* WHAT THE TASK ASKS: Search the data for the word "name" and copy every line where it occurs.

* PROVIDED MATERIAL:
----------

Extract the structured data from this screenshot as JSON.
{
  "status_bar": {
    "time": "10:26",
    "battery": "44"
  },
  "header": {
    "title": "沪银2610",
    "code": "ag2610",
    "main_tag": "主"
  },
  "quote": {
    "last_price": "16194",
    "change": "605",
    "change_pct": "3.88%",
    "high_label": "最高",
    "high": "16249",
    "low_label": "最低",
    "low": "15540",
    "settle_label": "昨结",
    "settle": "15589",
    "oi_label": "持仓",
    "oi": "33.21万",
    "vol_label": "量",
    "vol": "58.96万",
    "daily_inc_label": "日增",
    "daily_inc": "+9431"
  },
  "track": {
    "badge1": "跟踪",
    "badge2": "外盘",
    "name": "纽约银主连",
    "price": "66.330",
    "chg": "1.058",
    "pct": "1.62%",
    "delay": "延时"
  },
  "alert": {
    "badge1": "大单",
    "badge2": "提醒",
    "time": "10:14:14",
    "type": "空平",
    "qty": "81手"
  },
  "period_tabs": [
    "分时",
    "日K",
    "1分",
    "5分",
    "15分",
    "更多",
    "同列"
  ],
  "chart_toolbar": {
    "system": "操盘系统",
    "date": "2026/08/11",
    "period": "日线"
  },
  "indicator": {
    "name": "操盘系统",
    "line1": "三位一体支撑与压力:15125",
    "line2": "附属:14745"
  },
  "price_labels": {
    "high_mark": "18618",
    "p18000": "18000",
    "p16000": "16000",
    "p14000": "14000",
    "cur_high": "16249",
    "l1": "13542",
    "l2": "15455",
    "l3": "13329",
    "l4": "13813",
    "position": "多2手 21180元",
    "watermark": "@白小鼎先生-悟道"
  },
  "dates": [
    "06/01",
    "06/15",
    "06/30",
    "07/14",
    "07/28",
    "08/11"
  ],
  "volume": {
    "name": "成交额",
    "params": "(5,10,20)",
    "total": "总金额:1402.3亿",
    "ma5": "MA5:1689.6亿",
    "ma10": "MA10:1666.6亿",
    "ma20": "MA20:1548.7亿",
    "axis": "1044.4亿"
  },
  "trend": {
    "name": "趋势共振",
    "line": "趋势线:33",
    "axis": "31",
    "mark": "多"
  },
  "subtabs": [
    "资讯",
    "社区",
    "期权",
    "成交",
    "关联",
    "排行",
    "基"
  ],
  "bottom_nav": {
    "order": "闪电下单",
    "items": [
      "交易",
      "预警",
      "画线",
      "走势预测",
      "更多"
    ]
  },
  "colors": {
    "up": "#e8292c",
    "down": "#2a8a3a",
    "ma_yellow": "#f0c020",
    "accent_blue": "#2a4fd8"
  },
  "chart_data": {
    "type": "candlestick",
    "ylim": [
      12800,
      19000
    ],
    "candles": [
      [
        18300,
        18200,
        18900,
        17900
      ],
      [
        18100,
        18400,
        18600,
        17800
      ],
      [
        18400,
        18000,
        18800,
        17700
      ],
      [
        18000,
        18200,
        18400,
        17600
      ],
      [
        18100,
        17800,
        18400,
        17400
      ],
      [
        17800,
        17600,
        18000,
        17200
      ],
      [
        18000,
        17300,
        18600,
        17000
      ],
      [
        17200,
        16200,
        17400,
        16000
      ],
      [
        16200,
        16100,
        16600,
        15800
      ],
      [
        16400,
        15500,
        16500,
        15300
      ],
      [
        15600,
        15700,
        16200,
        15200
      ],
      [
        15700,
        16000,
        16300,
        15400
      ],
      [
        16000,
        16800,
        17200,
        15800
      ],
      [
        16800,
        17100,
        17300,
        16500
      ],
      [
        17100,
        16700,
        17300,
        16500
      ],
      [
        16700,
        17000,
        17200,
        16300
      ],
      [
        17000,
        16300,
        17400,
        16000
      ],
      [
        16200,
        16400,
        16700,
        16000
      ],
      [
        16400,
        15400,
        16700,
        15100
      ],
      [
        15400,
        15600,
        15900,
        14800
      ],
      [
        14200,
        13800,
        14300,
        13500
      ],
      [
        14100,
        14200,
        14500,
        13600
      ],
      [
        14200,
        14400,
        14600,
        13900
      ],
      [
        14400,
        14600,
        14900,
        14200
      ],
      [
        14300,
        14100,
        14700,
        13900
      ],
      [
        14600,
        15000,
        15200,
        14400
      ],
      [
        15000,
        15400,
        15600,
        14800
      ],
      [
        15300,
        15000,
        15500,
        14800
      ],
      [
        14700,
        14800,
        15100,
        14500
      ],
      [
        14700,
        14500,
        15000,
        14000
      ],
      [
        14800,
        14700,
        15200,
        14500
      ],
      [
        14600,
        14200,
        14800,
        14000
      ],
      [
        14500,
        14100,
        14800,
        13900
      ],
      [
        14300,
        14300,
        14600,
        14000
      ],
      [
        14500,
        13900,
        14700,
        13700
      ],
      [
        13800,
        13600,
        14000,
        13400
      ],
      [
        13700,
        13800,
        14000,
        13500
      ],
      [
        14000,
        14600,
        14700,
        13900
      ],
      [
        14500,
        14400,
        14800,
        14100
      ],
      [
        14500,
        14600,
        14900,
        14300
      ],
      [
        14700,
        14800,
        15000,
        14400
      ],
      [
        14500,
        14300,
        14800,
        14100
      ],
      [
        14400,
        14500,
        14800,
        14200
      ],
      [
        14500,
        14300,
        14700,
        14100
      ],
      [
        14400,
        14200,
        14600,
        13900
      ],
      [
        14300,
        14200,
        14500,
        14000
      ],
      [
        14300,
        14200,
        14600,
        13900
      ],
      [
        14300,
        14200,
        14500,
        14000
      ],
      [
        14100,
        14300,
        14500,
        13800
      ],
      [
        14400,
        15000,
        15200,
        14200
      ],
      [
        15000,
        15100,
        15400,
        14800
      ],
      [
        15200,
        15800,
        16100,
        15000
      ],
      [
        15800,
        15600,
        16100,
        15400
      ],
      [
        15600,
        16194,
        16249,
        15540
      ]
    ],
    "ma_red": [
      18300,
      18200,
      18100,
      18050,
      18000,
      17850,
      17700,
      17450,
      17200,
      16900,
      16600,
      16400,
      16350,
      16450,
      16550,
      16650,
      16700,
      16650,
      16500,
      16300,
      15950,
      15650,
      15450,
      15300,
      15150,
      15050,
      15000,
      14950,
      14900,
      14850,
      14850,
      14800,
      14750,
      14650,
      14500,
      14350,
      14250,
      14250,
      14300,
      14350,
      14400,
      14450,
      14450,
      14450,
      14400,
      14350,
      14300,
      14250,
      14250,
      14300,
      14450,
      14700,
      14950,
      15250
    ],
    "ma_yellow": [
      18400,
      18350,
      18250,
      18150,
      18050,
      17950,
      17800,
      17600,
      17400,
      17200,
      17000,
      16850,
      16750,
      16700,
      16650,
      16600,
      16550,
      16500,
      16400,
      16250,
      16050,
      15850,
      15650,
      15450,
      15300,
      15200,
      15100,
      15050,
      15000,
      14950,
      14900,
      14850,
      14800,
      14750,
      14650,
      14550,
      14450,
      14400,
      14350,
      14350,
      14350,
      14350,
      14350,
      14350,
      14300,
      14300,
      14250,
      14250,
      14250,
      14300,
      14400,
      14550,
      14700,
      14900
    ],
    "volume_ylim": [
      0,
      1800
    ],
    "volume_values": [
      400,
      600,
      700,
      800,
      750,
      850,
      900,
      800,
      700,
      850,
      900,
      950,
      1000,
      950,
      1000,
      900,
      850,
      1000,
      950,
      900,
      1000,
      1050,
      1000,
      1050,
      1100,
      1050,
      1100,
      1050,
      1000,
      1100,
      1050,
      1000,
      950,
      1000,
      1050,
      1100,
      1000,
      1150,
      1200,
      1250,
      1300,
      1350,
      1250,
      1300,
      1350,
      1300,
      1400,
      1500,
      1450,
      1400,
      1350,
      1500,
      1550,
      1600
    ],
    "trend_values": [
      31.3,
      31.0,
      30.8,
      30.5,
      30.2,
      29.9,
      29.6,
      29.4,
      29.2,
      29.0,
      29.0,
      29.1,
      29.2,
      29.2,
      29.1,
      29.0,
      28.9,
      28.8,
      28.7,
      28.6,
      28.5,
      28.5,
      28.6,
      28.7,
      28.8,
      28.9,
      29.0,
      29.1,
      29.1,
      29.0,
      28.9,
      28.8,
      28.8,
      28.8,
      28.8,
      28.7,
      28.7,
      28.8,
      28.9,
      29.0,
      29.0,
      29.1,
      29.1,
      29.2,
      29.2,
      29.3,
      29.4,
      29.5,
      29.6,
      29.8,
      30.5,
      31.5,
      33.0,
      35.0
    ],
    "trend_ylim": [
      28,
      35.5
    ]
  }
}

----------

* EXERCISE ANSWER:
    "name": "纽约银主连",
    "name": "操盘系统",
    "name": "成交额",
    "name": "趋势共振",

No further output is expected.